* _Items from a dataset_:
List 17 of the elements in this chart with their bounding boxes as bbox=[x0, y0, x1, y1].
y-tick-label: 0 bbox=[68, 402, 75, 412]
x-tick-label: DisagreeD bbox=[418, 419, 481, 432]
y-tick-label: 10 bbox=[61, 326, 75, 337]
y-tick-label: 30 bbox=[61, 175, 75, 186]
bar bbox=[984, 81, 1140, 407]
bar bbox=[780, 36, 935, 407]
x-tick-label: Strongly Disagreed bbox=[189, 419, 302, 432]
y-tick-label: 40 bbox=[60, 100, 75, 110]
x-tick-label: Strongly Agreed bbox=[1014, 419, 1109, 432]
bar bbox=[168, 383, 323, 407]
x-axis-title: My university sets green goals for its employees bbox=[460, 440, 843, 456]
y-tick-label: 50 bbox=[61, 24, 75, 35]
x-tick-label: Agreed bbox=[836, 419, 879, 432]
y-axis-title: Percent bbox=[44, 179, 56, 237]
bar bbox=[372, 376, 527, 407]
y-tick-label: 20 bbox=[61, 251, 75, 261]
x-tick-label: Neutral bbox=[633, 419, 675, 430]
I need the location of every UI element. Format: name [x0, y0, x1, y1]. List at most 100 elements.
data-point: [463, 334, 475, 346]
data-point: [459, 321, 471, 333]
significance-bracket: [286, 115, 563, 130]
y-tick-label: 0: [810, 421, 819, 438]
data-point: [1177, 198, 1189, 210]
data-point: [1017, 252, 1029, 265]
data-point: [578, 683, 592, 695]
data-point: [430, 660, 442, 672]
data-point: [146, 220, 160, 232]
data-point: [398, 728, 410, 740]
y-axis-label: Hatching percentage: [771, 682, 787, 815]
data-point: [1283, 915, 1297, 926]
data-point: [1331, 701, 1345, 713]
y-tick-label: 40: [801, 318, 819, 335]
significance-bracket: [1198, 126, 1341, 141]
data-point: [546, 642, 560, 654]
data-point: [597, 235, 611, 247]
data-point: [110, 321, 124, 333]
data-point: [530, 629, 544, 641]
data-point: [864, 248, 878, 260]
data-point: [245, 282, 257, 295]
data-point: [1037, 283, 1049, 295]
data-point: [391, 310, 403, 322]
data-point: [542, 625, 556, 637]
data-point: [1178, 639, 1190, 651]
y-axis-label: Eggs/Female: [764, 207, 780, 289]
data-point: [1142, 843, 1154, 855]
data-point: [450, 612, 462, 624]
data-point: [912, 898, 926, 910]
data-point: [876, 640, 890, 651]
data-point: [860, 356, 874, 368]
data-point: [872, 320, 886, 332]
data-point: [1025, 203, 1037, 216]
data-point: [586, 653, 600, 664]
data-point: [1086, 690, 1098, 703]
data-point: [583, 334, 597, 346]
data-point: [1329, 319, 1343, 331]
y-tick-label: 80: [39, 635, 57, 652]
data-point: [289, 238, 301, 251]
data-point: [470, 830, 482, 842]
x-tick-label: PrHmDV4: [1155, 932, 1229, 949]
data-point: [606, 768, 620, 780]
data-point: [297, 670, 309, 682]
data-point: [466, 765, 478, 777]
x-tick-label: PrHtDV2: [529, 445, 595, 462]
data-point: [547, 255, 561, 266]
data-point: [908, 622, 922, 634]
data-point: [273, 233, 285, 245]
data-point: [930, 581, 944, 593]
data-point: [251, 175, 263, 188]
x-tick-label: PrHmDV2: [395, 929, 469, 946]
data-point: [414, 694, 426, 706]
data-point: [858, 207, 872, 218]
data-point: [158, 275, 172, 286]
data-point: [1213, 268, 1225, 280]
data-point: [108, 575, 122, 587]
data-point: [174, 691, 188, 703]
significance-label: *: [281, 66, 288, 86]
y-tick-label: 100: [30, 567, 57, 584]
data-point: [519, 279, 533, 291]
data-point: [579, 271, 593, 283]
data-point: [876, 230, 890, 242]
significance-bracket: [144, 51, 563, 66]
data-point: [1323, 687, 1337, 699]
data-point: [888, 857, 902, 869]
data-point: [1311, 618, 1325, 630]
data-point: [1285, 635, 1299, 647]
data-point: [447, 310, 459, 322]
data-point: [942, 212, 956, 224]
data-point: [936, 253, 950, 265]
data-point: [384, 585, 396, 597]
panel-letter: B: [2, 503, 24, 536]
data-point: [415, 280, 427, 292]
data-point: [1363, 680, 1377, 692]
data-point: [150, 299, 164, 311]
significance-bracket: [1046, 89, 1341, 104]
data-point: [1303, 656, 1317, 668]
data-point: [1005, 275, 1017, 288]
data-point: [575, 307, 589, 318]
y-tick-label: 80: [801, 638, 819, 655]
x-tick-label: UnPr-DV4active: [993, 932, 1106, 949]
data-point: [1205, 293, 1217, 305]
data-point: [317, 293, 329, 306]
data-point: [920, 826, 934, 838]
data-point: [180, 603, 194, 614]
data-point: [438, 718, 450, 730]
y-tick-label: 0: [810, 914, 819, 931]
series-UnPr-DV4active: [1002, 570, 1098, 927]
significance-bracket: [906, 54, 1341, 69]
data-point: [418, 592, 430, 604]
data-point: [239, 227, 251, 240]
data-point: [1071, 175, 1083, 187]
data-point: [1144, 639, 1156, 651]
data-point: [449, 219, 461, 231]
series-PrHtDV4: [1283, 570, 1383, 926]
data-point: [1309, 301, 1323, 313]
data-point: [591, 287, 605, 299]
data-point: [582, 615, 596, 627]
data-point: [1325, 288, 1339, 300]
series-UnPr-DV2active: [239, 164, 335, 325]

* _EXERCISE DETAILS_:
Put every line of the records above into a numbered list, leaving out any blank lines.

* _FULL ANSWER_:
1. List 17 of the elements in this chart with their bounding boxes as bbox=[x0, y0, x1, y1].
2. y-tick-label: 0 bbox=[68, 402, 75, 412]
3. x-tick-label: DisagreeD bbox=[418, 419, 481, 432]
4. y-tick-label: 10 bbox=[61, 326, 75, 337]
5. y-tick-label: 30 bbox=[61, 175, 75, 186]
6. bar bbox=[984, 81, 1140, 407]
7. bar bbox=[780, 36, 935, 407]
8. x-tick-label: Strongly Disagreed bbox=[189, 419, 302, 432]
9. y-tick-label: 40 bbox=[60, 100, 75, 110]
10. x-tick-label: Strongly Agreed bbox=[1014, 419, 1109, 432]
11. bar bbox=[168, 383, 323, 407]
12. x-axis-title: My university sets green goals for its employees bbox=[460, 440, 843, 456]
13. y-tick-label: 50 bbox=[61, 24, 75, 35]
14. x-tick-label: Agreed bbox=[836, 419, 879, 432]
15. y-axis-title: Percent bbox=[44, 179, 56, 237]
16. bar bbox=[372, 376, 527, 407]
17. y-tick-label: 20 bbox=[61, 251, 75, 261]
18. x-tick-label: Neutral bbox=[633, 419, 675, 430]
19. I need the location of every UI element. Format: name [x0, y0, x1, y1]. List at most 100 elements.
20. data-point: [463, 334, 475, 346]
21. data-point: [459, 321, 471, 333]
22. significance-bracket: [286, 115, 563, 130]
23. y-tick-label: 0: [810, 421, 819, 438]
24. data-point: [1177, 198, 1189, 210]
25. data-point: [1017, 252, 1029, 265]
26. data-point: [578, 683, 592, 695]
27. data-point: [430, 660, 442, 672]
28. data-point: [146, 220, 160, 232]
29. data-point: [398, 728, 410, 740]
30. y-axis-label: Hatching percentage: [771, 682, 787, 815]
31. data-point: [1283, 915, 1297, 926]
32. data-point: [1331, 701, 1345, 713]
33. y-tick-label: 40: [801, 318, 819, 335]
34. significance-bracket: [1198, 126, 1341, 141]
35. data-point: [546, 642, 560, 654]
36. data-point: [597, 235, 611, 247]
37. data-point: [110, 321, 124, 333]
38. data-point: [530, 629, 544, 641]
39. data-point: [864, 248, 878, 260]
40. data-point: [245, 282, 257, 295]
41. data-point: [1037, 283, 1049, 295]
42. data-point: [391, 310, 403, 322]
43. data-point: [542, 625, 556, 637]
44. data-point: [1178, 639, 1190, 651]
45. y-axis-label: Eggs/Female: [764, 207, 780, 289]
46. data-point: [1142, 843, 1154, 855]
47. data-point: [450, 612, 462, 624]
48. data-point: [912, 898, 926, 910]
49. data-point: [876, 640, 890, 651]
50. data-point: [860, 356, 874, 368]
51. data-point: [872, 320, 886, 332]
52. data-point: [1025, 203, 1037, 216]
53. data-point: [586, 653, 600, 664]
54. data-point: [1086, 690, 1098, 703]
55. data-point: [583, 334, 597, 346]
56. data-point: [1329, 319, 1343, 331]
57. y-tick-label: 80: [39, 635, 57, 652]
58. data-point: [289, 238, 301, 251]
59. data-point: [470, 830, 482, 842]
60. x-tick-label: PrHmDV4: [1155, 932, 1229, 949]
61. data-point: [606, 768, 620, 780]
62. data-point: [297, 670, 309, 682]
63. data-point: [466, 765, 478, 777]
64. x-tick-label: PrHtDV2: [529, 445, 595, 462]
65. data-point: [547, 255, 561, 266]
66. data-point: [908, 622, 922, 634]
67. data-point: [273, 233, 285, 245]
68. data-point: [930, 581, 944, 593]
69. data-point: [251, 175, 263, 188]
70. x-tick-label: PrHmDV2: [395, 929, 469, 946]
71. data-point: [414, 694, 426, 706]
72. data-point: [858, 207, 872, 218]
73. data-point: [158, 275, 172, 286]
74. data-point: [1213, 268, 1225, 280]
75. data-point: [108, 575, 122, 587]
76. data-point: [174, 691, 188, 703]
77. significance-label: *: [281, 66, 288, 86]
78. y-tick-label: 100: [30, 567, 57, 584]
79. data-point: [519, 279, 533, 291]
80. data-point: [579, 271, 593, 283]
81. data-point: [876, 230, 890, 242]
82. significance-bracket: [144, 51, 563, 66]
83. data-point: [1323, 687, 1337, 699]
84. data-point: [888, 857, 902, 869]
85. data-point: [1311, 618, 1325, 630]
86. data-point: [1285, 635, 1299, 647]
87. data-point: [447, 310, 459, 322]
88. data-point: [942, 212, 956, 224]
89. data-point: [936, 253, 950, 265]
90. data-point: [384, 585, 396, 597]
91. panel-letter: B: [2, 503, 24, 536]
92. data-point: [415, 280, 427, 292]
93. data-point: [1363, 680, 1377, 692]
94. data-point: [150, 299, 164, 311]
95. significance-bracket: [1046, 89, 1341, 104]
96. data-point: [1303, 656, 1317, 668]
97. data-point: [1005, 275, 1017, 288]
98. data-point: [575, 307, 589, 318]
99. y-tick-label: 80: [801, 638, 819, 655]
100. x-tick-label: UnPr-DV4active: [993, 932, 1106, 949]
101. data-point: [1205, 293, 1217, 305]
102. data-point: [317, 293, 329, 306]
103. data-point: [920, 826, 934, 838]
104. data-point: [180, 603, 194, 614]
105. data-point: [438, 718, 450, 730]
106. y-tick-label: 0: [810, 914, 819, 931]
107. series-UnPr-DV4active: [1002, 570, 1098, 927]
108. significance-bracket: [906, 54, 1341, 69]
109. data-point: [418, 592, 430, 604]
110. data-point: [239, 227, 251, 240]
111. data-point: [1071, 175, 1083, 187]
112. data-point: [1144, 639, 1156, 651]
113. data-point: [449, 219, 461, 231]
114. series-PrHtDV4: [1283, 570, 1383, 926]
115. data-point: [1309, 301, 1323, 313]
116. data-point: [591, 287, 605, 299]
117. data-point: [582, 615, 596, 627]
118. data-point: [1325, 288, 1339, 300]
119. series-UnPr-DV2active: [239, 164, 335, 325]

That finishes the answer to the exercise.